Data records
* * * * * * *
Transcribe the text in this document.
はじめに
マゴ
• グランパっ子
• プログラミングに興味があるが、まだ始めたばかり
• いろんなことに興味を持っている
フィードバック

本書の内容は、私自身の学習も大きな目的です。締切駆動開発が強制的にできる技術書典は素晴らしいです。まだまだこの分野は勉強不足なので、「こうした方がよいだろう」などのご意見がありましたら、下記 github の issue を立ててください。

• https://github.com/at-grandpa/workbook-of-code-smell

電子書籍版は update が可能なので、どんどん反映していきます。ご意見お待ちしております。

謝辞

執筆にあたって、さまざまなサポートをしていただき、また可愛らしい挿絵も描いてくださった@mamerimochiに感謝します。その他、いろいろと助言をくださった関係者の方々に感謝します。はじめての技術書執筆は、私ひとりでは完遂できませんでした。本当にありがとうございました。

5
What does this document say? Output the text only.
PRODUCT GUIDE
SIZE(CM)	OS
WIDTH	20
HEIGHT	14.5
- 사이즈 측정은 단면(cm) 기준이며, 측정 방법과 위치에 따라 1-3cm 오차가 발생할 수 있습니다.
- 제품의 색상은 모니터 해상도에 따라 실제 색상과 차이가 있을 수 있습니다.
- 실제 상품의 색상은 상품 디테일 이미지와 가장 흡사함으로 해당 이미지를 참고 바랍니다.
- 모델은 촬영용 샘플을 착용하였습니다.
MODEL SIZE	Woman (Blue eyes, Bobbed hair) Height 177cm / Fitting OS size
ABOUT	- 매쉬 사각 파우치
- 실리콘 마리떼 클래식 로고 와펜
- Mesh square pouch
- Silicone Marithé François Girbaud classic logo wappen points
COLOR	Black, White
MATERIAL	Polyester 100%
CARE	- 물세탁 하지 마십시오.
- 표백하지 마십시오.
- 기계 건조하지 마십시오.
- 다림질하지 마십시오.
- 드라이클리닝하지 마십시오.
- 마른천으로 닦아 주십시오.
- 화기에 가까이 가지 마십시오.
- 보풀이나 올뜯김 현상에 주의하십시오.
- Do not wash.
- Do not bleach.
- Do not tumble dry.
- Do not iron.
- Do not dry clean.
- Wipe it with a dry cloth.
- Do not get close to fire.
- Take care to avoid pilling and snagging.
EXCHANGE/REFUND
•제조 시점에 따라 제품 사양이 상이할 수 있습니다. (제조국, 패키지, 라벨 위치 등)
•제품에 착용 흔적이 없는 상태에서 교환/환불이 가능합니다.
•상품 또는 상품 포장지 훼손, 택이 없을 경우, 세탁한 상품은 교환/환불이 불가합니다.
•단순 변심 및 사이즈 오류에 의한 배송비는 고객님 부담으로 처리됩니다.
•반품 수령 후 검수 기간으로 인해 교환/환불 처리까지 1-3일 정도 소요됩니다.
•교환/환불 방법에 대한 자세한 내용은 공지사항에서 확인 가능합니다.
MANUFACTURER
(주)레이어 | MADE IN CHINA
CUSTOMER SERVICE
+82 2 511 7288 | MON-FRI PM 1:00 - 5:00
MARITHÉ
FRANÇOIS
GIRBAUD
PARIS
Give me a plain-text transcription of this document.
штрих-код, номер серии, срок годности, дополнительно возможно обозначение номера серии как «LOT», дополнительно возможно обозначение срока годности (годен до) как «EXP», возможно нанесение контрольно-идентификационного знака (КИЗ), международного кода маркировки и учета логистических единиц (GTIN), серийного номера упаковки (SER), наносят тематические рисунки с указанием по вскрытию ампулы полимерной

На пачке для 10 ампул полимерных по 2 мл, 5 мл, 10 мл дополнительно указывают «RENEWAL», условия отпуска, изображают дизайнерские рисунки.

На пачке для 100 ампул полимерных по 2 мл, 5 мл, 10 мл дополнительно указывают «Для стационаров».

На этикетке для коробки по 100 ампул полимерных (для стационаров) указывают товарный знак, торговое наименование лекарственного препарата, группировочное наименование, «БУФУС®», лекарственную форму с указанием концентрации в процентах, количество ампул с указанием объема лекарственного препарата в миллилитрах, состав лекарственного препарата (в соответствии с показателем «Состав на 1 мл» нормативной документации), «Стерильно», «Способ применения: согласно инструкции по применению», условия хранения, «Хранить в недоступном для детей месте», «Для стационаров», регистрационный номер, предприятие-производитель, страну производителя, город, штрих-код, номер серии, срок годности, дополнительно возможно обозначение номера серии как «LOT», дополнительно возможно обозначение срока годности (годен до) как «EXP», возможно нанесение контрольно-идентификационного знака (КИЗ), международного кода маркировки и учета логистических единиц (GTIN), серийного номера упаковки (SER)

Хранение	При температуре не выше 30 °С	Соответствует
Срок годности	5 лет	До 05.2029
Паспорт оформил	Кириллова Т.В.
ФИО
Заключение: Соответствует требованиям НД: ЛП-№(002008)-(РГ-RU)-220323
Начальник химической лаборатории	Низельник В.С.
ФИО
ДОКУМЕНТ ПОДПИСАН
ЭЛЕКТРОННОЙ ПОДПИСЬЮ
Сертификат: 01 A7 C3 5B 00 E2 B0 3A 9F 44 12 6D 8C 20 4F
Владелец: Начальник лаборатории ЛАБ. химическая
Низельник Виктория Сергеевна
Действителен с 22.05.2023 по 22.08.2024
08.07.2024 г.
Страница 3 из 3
* * * * * * *
* **PROBLEM DESCRIPTION**:
Retype the records above exactly.

* **FINISHED ANSWER**:
Transcribe the text in this document.
はじめに
マゴ
• グランパっ子
• プログラミングに興味があるが、まだ始めたばかり
• いろんなことに興味を持っている
フィードバック

本書の内容は、私自身の学習も大きな目的です。締切駆動開発が強制的にできる技術書典は素晴らしいです。まだまだこの分野は勉強不足なので、「こうした方がよいだろう」などのご意見がありましたら、下記 github の issue を立ててください。

• https://github.com/at-grandpa/workbook-of-code-smell

電子書籍版は update が可能なので、どんどん反映していきます。ご意見お待ちしております。

謝辞

執筆にあたって、さまざまなサポートをしていただき、また可愛らしい挿絵も描いてくださった@mamerimochiに感謝します。その他、いろいろと助言をくださった関係者の方々に感謝します。はじめての技術書執筆は、私ひとりでは完遂できませんでした。本当にありがとうございました。

5
What does this document say? Output the text only.
PRODUCT GUIDE
SIZE(CM)	OS
WIDTH	20
HEIGHT	14.5
- 사이즈 측정은 단면(cm) 기준이며, 측정 방법과 위치에 따라 1-3cm 오차가 발생할 수 있습니다.
- 제품의 색상은 모니터 해상도에 따라 실제 색상과 차이가 있을 수 있습니다.
- 실제 상품의 색상은 상품 디테일 이미지와 가장 흡사함으로 해당 이미지를 참고 바랍니다.
- 모델은 촬영용 샘플을 착용하였습니다.
MODEL SIZE	Woman (Blue eyes, Bobbed hair) Height 177cm / Fitting OS size
ABOUT	- 매쉬 사각 파우치
- 실리콘 마리떼 클래식 로고 와펜
- Mesh square pouch
- Silicone Marithé François Girbaud classic logo wappen points
COLOR	Black, White
MATERIAL	Polyester 100%
CARE	- 물세탁 하지 마십시오.
- 표백하지 마십시오.
- 기계 건조하지 마십시오.
- 다림질하지 마십시오.
- 드라이클리닝하지 마십시오.
- 마른천으로 닦아 주십시오.
- 화기에 가까이 가지 마십시오.
- 보풀이나 올뜯김 현상에 주의하십시오.
- Do not wash.
- Do not bleach.
- Do not tumble dry.
- Do not iron.
- Do not dry clean.
- Wipe it with a dry cloth.
- Do not get close to fire.
- Take care to avoid pilling and snagging.
EXCHANGE/REFUND
•제조 시점에 따라 제품 사양이 상이할 수 있습니다. (제조국, 패키지, 라벨 위치 등)
•제품에 착용 흔적이 없는 상태에서 교환/환불이 가능합니다.
•상품 또는 상품 포장지 훼손, 택이 없을 경우, 세탁한 상품은 교환/환불이 불가합니다.
•단순 변심 및 사이즈 오류에 의한 배송비는 고객님 부담으로 처리됩니다.
•반품 수령 후 검수 기간으로 인해 교환/환불 처리까지 1-3일 정도 소요됩니다.
•교환/환불 방법에 대한 자세한 내용은 공지사항에서 확인 가능합니다.
MANUFACTURER
(주)레이어 | MADE IN CHINA
CUSTOMER SERVICE
+82 2 511 7288 | MON-FRI PM 1:00 - 5:00
MARITHÉ
FRANÇOIS
GIRBAUD
PARIS
Give me a plain-text transcription of this document.
штрих-код, номер серии, срок годности, дополнительно возможно обозначение номера серии как «LOT», дополнительно возможно обозначение срока годности (годен до) как «EXP», возможно нанесение контрольно-идентификационного знака (КИЗ), международного кода маркировки и учета логистических единиц (GTIN), серийного номера упаковки (SER), наносят тематические рисунки с указанием по вскрытию ампулы полимерной

На пачке для 10 ампул полимерных по 2 мл, 5 мл, 10 мл дополнительно указывают «RENEWAL», условия отпуска, изображают дизайнерские рисунки.

На пачке для 100 ампул полимерных по 2 мл, 5 мл, 10 мл дополнительно указывают «Для стационаров».

На этикетке для коробки по 100 ампул полимерных (для стационаров) указывают товарный знак, торговое наименование лекарственного препарата, группировочное наименование, «БУФУС®», лекарственную форму с указанием концентрации в процентах, количество ампул с указанием объема лекарственного препарата в миллилитрах, состав лекарственного препарата (в соответствии с показателем «Состав на 1 мл» нормативной документации), «Стерильно», «Способ применения: согласно инструкции по применению», условия хранения, «Хранить в недоступном для детей месте», «Для стационаров», регистрационный номер, предприятие-производитель, страну производителя, город, штрих-код, номер серии, срок годности, дополнительно возможно обозначение номера серии как «LOT», дополнительно возможно обозначение срока годности (годен до) как «EXP», возможно нанесение контрольно-идентификационного знака (КИЗ), международного кода маркировки и учета логистических единиц (GTIN), серийного номера упаковки (SER)

Хранение	При температуре не выше 30 °С	Соответствует
Срок годности	5 лет	До 05.2029
Паспорт оформил	Кириллова Т.В.
ФИО
Заключение: Соответствует требованиям НД: ЛП-№(002008)-(РГ-RU)-220323
Начальник химической лаборатории	Низельник В.С.
ФИО
ДОКУМЕНТ ПОДПИСАН
ЭЛЕКТРОННОЙ ПОДПИСЬЮ
Сертификат: 01 A7 C3 5B 00 E2 B0 3A 9F 44 12 6D 8C 20 4F
Владелец: Начальник лаборатории ЛАБ. химическая
Низельник Виктория Сергеевна
Действителен с 22.05.2023 по 22.08.2024
08.07.2024 г.
Страница 3 из 3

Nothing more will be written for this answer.